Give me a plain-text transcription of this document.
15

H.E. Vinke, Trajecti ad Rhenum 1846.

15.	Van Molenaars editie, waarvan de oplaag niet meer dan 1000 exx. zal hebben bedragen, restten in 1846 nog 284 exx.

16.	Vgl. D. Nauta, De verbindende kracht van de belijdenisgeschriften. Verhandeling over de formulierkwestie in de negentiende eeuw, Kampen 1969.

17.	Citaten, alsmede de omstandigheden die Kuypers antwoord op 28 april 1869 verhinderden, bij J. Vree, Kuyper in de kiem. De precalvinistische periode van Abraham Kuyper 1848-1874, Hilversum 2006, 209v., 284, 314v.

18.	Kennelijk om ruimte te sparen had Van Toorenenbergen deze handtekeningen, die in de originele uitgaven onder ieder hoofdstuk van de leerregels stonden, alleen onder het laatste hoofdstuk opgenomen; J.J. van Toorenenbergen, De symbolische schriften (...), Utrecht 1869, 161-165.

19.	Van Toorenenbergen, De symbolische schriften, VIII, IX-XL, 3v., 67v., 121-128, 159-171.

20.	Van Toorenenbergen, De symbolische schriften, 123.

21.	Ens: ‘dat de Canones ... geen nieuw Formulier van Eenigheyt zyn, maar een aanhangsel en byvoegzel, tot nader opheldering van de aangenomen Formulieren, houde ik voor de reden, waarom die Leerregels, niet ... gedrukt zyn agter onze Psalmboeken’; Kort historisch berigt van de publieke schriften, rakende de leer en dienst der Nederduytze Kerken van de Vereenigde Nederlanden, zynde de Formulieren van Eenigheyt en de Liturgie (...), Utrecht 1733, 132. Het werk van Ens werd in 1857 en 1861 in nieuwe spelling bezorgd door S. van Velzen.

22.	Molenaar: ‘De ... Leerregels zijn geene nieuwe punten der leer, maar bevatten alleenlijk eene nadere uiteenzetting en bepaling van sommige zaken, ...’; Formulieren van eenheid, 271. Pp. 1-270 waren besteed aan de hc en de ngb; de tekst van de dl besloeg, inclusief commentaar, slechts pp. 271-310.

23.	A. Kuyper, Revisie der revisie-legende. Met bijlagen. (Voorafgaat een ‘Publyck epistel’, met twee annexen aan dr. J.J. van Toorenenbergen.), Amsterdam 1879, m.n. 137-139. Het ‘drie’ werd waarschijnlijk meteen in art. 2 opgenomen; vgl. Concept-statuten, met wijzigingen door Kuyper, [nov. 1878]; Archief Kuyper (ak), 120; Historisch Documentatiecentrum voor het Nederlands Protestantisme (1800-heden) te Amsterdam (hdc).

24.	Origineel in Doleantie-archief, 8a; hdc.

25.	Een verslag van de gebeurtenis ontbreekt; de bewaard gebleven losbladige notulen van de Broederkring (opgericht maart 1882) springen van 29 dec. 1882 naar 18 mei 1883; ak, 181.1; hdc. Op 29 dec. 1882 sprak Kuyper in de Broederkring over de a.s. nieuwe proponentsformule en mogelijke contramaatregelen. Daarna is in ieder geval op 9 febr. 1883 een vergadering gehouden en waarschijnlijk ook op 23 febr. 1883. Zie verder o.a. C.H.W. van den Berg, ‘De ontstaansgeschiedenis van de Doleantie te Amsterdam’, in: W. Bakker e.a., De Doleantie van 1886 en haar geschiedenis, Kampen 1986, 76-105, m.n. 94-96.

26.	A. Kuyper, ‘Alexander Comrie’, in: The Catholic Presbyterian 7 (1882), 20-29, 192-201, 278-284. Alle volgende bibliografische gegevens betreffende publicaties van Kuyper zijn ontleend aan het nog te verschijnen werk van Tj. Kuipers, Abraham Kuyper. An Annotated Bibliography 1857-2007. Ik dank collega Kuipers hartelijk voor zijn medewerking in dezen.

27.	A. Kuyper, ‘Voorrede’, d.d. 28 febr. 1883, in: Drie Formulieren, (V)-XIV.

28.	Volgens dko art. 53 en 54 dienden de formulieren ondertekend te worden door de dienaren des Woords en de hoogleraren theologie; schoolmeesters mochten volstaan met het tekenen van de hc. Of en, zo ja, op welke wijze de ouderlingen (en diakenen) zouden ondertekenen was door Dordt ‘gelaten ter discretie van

____________________

Exercise prompt: If a line in the records above contains the string "Doleantie", copy that line out.

Your solution:
24.	Origineel in Doleantie-archief, 8a; hdc.
25.	Een verslag van de gebeurtenis ontbreekt; de bewaard gebleven losbladige notulen van de Broederkring (opgericht maart 1882) springen van 29 dec. 1882 naar 18 mei 1883; ak, 181.1; hdc. Op 29 dec. 1882 sprak Kuyper in de Broederkring over de a.s. nieuwe proponentsformule en mogelijke contramaatregelen. Daarna is in ieder geval op 9 febr. 1883 een vergadering gehouden en waarschijnlijk ook op 23 febr. 1883. Zie verder o.a. C.H.W. van den Berg, ‘De ontstaansgeschiedenis van de Doleantie te Amsterdam’, in: W. Bakker e.a., De Doleantie van 1886 en haar geschiedenis, Kampen 1986, 76-105, m.n. 94-96.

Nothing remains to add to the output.